┌────────

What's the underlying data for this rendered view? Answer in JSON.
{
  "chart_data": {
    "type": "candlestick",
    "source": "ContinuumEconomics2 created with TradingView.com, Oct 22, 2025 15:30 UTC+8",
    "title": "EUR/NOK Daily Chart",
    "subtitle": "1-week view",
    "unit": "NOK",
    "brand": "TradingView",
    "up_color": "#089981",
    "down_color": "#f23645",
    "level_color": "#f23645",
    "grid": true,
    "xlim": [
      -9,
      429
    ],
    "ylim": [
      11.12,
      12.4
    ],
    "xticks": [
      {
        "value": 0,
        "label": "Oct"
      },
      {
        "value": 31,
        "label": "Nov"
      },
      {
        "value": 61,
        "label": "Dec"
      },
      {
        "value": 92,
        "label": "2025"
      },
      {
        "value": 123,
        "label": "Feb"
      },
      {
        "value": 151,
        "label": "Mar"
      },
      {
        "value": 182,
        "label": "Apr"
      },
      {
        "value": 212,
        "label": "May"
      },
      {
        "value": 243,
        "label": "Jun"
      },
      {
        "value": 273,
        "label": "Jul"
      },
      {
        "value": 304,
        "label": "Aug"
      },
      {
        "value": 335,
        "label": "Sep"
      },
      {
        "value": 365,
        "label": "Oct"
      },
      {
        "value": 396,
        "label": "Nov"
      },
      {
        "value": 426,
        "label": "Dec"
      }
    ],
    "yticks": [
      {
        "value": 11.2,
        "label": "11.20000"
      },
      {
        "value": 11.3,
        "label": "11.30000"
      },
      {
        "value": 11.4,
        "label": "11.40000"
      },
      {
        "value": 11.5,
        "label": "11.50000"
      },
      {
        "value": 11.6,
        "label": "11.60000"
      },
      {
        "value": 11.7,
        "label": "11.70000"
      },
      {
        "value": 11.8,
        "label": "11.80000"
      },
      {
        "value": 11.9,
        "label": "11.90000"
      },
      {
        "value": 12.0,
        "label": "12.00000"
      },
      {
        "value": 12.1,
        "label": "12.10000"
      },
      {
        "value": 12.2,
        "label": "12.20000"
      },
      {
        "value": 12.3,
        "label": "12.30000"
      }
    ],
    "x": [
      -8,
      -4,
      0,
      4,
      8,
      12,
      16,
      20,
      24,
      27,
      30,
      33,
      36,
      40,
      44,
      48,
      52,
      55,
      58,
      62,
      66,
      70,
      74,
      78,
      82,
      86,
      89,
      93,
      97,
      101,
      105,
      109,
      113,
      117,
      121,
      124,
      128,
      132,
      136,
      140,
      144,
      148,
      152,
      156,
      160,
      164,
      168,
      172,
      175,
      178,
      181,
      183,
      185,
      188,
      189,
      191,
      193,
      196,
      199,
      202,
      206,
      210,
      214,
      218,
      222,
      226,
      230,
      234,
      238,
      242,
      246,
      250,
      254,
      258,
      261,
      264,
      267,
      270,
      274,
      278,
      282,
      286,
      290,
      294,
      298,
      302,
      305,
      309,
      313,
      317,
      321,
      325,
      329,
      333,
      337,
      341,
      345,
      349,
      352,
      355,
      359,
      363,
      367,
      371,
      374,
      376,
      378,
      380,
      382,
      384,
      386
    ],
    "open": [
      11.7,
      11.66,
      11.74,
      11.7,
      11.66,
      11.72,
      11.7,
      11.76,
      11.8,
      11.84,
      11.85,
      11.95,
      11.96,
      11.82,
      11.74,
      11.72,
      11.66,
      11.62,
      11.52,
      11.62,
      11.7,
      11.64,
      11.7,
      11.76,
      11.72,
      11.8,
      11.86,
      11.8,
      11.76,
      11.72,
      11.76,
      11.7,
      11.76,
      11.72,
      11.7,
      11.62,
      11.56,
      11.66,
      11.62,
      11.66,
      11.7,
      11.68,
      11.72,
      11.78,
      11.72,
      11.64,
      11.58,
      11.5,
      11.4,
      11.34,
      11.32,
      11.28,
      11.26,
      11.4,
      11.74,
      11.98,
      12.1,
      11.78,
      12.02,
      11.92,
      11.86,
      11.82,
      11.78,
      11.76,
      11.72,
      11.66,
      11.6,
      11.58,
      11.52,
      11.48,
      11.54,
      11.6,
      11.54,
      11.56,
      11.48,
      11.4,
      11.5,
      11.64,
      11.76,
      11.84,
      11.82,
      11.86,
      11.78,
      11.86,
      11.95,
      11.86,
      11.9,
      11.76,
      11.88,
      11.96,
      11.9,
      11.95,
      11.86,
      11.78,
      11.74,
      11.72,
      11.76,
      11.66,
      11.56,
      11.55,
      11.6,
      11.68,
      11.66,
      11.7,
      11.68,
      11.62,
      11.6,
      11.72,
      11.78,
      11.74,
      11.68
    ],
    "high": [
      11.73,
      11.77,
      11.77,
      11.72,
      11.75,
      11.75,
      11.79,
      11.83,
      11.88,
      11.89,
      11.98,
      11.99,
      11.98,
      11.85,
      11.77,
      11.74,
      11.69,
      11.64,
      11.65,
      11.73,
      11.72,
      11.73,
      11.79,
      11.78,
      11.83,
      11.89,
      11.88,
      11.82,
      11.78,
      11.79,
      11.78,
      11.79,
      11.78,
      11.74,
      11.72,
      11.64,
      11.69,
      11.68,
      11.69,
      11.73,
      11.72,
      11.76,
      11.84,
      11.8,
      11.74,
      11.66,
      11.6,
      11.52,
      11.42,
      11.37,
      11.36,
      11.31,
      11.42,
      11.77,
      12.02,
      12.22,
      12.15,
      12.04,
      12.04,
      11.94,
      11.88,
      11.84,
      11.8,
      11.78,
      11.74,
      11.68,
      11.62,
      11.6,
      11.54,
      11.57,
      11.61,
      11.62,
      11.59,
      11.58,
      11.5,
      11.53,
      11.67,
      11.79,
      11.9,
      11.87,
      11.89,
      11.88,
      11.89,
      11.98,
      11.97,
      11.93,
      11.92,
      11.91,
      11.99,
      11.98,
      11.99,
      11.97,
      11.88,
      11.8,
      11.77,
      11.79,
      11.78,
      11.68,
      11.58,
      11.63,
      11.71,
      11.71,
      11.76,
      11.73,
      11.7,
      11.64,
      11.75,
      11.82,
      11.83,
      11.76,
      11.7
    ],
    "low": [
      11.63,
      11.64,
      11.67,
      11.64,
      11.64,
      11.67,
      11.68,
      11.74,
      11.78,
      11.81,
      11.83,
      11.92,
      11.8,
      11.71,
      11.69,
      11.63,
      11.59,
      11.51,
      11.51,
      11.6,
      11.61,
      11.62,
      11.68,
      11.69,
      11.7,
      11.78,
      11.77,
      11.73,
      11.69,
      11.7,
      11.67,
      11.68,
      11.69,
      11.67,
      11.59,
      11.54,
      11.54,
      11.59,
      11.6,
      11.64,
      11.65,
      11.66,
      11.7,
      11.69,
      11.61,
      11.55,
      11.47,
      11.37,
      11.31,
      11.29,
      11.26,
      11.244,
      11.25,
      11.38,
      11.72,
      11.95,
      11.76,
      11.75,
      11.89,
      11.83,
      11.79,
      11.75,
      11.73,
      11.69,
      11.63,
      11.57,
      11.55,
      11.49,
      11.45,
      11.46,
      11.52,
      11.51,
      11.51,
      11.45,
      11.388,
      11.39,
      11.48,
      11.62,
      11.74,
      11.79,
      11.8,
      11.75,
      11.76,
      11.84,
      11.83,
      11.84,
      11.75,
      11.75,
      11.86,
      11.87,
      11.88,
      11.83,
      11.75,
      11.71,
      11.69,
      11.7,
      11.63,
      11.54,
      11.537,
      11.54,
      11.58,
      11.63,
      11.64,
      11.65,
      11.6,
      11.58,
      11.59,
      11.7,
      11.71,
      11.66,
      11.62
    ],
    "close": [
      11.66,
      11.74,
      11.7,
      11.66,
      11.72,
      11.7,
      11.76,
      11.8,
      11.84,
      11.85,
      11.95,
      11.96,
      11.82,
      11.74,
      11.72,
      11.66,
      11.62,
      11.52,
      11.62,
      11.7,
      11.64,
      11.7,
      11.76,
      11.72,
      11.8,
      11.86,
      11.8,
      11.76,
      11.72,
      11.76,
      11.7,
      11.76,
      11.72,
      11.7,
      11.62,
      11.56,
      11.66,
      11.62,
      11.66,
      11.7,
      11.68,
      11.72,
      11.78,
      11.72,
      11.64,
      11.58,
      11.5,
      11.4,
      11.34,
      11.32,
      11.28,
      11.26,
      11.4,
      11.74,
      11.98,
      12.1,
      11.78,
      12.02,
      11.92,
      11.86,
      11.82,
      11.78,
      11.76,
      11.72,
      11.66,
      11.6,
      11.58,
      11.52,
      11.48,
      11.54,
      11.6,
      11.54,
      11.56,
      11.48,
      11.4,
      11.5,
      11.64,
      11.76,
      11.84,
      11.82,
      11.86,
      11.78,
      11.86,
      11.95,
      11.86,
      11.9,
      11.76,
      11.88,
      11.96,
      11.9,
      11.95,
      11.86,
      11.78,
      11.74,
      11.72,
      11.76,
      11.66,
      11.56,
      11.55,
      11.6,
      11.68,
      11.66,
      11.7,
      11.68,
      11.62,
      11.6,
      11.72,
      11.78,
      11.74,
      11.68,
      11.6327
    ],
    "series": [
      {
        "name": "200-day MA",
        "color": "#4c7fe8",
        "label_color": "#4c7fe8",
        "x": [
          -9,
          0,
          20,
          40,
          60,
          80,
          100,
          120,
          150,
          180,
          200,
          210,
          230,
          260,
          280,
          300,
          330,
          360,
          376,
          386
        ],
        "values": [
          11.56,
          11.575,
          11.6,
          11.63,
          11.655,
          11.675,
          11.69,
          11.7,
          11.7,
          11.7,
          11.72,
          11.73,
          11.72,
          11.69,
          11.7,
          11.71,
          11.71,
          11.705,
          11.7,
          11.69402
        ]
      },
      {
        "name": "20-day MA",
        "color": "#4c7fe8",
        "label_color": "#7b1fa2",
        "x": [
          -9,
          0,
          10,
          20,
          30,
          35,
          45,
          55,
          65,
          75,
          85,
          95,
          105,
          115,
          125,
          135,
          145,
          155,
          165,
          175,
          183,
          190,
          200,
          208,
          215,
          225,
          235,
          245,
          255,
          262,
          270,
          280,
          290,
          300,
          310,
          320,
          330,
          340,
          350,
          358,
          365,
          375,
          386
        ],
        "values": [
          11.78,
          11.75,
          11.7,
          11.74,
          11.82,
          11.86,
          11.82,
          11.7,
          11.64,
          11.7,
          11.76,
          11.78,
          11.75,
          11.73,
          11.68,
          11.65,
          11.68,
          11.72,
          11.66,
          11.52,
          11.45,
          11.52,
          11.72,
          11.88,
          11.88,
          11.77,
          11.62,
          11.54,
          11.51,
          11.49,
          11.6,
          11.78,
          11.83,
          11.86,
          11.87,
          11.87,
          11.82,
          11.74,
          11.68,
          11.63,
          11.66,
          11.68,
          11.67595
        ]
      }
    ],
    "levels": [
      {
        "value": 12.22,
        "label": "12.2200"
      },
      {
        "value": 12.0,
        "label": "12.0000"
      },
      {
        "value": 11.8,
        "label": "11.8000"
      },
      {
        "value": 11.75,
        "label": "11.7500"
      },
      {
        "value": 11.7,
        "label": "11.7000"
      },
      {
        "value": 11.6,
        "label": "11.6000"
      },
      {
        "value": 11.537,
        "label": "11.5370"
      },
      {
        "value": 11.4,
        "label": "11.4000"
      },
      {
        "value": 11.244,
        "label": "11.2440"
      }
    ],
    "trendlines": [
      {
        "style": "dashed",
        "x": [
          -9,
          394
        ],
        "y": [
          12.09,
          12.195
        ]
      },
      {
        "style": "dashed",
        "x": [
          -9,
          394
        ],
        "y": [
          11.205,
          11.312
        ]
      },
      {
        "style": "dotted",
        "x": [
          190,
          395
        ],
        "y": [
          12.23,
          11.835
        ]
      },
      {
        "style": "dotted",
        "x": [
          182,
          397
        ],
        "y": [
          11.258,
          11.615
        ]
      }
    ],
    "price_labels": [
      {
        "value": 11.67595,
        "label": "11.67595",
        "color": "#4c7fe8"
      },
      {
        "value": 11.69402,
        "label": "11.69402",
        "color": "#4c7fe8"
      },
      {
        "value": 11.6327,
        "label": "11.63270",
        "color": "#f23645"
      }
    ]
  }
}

└────────

# [WRITTEN REQUEST]
Check each line in the records for the word "TradingView" and say how many have it, with nothing else.

# [RESPONSE]
2